>> begin SUPPLIED DATA

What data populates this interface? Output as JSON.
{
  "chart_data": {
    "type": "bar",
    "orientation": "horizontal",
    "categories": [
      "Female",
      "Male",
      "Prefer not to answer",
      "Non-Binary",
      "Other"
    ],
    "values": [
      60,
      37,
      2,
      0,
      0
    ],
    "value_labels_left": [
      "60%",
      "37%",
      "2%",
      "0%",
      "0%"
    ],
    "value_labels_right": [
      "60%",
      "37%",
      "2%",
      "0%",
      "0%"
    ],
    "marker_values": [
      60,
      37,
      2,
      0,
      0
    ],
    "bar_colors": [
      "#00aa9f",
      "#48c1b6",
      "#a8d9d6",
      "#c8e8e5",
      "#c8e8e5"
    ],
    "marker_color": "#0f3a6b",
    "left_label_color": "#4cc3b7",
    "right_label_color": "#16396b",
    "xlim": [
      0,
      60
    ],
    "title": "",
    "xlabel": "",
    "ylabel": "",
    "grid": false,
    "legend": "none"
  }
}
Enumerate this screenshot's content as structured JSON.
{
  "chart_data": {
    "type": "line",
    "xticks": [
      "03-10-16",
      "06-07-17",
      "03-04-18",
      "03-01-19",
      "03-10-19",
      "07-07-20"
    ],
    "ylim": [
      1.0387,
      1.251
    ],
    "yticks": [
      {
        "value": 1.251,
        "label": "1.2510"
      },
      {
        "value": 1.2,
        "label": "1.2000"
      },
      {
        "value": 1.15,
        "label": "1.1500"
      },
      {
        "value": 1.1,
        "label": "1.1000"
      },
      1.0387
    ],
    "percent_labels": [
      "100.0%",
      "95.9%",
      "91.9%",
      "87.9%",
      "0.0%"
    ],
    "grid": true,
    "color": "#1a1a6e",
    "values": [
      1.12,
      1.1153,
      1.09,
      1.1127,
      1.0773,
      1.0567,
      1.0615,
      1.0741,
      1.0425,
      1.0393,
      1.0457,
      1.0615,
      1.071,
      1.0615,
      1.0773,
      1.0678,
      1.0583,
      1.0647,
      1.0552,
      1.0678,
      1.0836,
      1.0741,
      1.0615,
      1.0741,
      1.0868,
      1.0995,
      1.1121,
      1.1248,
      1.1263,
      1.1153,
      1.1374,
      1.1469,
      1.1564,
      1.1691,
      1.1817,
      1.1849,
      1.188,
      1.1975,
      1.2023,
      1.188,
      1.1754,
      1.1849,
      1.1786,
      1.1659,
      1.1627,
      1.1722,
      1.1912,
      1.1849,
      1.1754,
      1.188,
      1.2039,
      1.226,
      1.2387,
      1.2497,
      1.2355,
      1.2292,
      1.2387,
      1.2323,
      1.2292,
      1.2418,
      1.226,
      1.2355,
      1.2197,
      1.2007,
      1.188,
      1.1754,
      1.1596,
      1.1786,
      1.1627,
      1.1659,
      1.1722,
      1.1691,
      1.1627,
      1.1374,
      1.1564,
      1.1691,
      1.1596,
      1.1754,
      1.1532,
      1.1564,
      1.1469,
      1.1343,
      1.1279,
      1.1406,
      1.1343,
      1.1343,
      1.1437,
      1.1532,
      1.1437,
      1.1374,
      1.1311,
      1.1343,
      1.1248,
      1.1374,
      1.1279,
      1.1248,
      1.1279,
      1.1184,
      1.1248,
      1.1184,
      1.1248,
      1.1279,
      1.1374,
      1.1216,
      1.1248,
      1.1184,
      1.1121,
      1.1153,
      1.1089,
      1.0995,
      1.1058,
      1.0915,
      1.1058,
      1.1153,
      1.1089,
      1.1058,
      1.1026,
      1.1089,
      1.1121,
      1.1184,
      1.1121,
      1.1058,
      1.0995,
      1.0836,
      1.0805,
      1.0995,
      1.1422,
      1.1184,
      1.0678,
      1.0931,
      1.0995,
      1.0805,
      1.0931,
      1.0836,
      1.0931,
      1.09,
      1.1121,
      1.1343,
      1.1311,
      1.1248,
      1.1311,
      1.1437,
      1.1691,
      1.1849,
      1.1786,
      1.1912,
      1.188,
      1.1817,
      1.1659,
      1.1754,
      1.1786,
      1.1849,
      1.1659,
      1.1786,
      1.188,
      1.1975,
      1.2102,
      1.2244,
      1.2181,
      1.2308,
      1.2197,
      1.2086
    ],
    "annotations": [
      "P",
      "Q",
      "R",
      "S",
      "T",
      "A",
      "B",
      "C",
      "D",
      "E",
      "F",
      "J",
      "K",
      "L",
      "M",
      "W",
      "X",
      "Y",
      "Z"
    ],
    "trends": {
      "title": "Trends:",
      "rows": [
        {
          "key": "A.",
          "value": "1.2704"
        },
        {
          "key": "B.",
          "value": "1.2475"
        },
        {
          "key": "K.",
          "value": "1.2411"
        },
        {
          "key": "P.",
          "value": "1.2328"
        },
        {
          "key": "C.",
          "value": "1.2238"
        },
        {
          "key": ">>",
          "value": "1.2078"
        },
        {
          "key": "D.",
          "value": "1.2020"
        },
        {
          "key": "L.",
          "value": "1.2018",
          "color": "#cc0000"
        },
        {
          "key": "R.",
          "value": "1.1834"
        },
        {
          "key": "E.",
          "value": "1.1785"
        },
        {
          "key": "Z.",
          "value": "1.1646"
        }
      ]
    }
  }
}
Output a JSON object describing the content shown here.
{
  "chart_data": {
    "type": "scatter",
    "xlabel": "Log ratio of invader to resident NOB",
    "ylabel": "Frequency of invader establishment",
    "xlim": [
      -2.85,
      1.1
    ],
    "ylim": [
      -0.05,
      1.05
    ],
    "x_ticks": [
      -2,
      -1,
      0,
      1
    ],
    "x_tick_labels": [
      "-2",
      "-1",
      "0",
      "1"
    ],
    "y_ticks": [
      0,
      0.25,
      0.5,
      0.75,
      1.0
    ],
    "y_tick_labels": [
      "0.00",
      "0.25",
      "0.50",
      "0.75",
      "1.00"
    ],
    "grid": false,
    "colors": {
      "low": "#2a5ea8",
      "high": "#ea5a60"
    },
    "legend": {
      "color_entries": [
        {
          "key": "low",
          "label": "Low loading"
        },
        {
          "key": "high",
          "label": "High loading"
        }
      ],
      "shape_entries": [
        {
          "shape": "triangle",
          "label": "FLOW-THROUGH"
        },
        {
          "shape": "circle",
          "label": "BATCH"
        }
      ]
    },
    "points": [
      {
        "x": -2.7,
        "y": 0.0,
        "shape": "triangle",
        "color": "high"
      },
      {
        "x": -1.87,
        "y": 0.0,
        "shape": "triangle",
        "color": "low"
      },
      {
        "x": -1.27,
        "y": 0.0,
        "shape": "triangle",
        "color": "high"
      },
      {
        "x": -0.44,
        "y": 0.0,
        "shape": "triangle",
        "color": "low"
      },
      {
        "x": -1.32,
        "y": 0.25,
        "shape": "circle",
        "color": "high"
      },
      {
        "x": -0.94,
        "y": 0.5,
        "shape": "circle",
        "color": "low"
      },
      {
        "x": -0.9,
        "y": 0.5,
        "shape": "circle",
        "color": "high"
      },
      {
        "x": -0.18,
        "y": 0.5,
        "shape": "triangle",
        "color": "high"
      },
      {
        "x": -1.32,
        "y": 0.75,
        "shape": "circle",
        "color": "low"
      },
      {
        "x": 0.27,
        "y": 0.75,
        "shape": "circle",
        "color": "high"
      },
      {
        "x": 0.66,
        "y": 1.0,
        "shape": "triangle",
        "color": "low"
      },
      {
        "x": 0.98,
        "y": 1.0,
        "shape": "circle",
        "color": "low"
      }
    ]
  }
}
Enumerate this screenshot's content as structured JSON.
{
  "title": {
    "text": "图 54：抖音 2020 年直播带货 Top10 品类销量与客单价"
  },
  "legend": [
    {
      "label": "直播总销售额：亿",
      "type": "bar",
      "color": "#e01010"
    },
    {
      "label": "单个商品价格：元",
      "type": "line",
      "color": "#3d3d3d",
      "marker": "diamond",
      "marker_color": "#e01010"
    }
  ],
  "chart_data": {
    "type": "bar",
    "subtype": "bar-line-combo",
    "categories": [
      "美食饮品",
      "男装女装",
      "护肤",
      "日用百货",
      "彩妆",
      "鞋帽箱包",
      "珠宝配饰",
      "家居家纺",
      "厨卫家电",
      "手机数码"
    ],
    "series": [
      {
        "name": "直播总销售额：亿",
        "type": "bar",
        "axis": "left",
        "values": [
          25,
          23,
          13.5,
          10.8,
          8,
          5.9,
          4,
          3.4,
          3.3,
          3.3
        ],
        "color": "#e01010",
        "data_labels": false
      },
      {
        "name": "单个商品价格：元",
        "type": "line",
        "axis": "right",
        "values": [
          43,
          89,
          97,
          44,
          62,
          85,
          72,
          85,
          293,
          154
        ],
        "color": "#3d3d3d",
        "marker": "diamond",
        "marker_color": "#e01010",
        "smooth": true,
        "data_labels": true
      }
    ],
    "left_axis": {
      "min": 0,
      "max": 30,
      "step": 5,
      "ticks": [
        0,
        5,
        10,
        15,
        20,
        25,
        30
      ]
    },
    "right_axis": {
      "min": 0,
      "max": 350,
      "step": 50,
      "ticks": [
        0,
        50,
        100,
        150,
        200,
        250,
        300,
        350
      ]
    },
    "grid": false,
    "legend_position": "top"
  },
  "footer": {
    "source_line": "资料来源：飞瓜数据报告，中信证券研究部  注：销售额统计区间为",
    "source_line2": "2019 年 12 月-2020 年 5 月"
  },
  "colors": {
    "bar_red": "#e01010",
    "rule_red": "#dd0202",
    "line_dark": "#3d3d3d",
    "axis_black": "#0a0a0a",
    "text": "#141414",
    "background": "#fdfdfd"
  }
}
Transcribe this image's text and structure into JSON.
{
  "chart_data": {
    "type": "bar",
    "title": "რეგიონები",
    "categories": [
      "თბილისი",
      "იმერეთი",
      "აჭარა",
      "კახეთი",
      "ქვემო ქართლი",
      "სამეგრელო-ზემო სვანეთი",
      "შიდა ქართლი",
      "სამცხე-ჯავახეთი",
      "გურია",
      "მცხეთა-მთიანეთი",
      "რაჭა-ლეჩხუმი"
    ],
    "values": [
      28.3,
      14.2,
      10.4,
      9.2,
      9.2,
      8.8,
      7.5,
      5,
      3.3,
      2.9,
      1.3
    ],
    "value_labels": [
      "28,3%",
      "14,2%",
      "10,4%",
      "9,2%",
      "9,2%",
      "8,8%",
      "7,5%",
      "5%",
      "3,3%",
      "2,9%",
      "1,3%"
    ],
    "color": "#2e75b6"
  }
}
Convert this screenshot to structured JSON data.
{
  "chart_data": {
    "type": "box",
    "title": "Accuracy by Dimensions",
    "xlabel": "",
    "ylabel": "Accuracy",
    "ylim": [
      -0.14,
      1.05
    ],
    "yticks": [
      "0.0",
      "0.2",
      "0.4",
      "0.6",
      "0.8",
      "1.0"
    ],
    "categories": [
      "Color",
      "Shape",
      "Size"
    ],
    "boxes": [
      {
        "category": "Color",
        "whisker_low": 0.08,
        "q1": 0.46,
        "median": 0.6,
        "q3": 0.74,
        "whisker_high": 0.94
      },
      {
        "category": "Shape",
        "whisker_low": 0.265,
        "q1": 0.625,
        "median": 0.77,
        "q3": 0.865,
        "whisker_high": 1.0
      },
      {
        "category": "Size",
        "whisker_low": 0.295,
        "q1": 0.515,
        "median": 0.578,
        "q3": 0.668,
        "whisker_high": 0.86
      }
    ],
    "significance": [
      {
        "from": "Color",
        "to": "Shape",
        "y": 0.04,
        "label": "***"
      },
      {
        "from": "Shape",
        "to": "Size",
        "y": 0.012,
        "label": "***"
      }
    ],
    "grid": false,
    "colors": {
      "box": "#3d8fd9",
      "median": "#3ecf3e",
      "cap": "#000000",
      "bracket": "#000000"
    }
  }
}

>> end SUPPLIED DATA

### TASK PROMPT
Find the word "true" in the entries, and copy every line it shows up in.

### SOLUTION TO THE PROBLEM
    "grid": true,
        "smooth": true,
        "data_labels": true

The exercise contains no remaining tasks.